▸ **Stated task**
Lines containing the word "Listed" are the ones to copy from the records below.

▸ **Dataset items**

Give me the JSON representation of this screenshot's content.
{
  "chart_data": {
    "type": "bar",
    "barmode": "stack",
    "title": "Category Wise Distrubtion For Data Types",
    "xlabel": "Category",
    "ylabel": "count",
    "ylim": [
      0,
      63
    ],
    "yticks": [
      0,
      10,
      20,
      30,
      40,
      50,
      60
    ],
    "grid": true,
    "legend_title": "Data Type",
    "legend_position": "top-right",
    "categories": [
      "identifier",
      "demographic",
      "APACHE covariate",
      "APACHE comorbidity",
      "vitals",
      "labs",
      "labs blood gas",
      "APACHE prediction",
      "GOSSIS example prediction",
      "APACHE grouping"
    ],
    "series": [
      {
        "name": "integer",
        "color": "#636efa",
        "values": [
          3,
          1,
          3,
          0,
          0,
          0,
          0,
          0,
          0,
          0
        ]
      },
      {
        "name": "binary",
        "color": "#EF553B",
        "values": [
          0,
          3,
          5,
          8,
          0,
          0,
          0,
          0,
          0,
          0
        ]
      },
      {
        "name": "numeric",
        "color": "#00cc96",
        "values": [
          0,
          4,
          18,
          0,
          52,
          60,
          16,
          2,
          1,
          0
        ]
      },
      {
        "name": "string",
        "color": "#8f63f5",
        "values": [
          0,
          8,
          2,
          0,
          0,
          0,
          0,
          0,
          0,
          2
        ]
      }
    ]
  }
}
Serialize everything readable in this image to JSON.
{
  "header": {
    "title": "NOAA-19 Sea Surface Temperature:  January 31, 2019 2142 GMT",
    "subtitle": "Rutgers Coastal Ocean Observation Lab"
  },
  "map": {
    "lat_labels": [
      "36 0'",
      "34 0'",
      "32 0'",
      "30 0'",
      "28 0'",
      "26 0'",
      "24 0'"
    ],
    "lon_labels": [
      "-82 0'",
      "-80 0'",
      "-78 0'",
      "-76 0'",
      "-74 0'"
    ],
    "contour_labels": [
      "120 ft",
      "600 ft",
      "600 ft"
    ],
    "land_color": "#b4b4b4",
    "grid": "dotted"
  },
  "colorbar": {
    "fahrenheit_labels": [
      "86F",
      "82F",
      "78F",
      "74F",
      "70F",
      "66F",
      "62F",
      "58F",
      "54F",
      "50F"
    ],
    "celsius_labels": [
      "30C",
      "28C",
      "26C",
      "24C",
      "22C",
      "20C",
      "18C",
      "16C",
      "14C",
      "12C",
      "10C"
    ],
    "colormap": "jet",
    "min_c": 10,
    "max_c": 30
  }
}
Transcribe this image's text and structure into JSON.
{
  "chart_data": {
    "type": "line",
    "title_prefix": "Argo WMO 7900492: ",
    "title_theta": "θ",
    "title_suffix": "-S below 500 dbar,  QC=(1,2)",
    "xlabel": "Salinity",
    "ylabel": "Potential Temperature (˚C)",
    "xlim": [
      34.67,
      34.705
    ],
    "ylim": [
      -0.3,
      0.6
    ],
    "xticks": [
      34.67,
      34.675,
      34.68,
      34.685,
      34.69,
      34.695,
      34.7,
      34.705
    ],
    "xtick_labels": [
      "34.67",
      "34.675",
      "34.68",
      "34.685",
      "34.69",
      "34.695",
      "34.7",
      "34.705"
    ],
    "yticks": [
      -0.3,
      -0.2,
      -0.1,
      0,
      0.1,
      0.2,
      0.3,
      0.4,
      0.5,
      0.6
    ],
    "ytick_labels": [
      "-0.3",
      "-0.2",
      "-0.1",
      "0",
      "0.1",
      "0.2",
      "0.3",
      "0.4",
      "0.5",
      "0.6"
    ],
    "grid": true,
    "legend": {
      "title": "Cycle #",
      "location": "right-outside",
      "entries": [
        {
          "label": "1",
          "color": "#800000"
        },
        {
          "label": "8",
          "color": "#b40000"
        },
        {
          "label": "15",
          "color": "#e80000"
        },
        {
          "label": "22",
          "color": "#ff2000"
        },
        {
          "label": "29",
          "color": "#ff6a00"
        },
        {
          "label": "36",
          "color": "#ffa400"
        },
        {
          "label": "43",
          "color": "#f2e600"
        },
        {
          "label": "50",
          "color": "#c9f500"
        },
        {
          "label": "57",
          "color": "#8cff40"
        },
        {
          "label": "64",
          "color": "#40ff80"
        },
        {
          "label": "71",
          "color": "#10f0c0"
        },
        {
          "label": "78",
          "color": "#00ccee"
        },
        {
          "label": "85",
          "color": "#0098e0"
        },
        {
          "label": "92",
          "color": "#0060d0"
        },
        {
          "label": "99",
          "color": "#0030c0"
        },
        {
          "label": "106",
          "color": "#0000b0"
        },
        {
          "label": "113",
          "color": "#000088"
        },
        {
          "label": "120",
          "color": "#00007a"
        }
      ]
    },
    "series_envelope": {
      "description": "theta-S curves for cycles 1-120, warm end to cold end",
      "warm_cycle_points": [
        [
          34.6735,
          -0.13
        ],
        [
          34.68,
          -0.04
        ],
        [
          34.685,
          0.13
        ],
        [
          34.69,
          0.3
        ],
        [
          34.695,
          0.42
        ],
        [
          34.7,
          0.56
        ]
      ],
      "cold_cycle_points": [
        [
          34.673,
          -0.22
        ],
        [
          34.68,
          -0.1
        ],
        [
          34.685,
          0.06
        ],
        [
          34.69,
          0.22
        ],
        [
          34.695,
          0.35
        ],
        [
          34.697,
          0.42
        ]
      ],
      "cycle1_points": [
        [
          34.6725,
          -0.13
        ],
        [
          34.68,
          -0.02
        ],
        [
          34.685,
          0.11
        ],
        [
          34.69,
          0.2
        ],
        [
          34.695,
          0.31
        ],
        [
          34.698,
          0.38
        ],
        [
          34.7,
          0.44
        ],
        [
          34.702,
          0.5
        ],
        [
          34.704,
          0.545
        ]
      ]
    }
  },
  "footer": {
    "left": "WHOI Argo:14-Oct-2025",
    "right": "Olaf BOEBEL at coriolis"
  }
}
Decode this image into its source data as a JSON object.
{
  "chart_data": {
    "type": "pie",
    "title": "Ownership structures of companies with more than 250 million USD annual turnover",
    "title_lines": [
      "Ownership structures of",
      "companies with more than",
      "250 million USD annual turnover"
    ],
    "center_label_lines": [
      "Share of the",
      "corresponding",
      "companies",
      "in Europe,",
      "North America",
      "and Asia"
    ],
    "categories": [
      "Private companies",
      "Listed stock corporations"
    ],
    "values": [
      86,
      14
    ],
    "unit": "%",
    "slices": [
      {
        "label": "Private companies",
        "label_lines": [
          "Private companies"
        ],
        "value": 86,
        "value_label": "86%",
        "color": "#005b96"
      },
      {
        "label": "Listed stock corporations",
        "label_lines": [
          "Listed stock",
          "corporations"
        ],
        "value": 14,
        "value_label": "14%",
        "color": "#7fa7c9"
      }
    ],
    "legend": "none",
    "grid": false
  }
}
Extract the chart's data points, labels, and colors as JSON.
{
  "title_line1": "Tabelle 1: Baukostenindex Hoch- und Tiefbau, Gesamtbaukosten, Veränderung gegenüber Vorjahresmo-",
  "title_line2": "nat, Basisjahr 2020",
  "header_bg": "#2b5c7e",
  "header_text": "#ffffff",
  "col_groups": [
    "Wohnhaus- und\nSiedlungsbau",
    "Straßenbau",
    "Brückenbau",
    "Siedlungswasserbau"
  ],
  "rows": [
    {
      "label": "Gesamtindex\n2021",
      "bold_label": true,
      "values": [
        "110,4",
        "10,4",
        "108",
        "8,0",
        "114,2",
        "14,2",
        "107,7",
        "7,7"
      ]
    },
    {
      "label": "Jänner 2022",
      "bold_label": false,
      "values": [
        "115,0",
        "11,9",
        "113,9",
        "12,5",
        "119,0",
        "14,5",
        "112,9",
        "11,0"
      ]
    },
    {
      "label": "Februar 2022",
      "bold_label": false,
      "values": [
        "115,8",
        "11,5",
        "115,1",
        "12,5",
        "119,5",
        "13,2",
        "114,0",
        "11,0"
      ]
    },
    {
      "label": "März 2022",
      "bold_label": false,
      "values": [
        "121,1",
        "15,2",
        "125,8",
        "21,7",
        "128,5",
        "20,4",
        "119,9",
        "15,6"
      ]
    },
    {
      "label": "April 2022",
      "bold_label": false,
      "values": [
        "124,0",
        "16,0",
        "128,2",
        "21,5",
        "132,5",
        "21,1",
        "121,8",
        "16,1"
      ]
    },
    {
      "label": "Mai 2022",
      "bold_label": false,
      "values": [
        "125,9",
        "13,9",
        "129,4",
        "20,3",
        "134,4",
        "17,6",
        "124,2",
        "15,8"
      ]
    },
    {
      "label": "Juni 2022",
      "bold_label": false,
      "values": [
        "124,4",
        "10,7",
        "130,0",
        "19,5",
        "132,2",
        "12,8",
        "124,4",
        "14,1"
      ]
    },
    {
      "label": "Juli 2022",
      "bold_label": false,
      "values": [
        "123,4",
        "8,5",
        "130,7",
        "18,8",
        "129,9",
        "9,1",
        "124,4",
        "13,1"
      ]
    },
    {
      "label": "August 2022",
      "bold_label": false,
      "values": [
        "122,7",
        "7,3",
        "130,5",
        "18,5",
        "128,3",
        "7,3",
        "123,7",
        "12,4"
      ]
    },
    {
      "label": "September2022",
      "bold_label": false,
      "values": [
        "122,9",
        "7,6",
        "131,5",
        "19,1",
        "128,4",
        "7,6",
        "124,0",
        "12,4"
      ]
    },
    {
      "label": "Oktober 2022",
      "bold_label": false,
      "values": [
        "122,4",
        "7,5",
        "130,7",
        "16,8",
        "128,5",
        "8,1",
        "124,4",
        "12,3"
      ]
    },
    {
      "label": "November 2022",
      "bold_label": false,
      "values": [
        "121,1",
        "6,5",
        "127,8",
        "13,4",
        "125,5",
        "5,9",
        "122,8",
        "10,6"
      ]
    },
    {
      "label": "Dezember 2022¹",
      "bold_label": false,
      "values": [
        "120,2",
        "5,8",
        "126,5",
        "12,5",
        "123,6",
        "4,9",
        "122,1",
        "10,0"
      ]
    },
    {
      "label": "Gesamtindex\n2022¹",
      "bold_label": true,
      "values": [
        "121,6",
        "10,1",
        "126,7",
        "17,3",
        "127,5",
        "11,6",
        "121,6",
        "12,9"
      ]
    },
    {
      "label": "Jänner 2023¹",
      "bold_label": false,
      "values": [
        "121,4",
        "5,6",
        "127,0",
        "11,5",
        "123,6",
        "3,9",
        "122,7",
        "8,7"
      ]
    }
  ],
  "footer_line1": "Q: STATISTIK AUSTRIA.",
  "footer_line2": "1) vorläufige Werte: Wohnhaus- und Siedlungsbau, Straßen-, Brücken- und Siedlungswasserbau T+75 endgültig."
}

▸ **Response below**
      "Listed stock corporations"
        "label": "Listed stock corporations",
          "Listed stock",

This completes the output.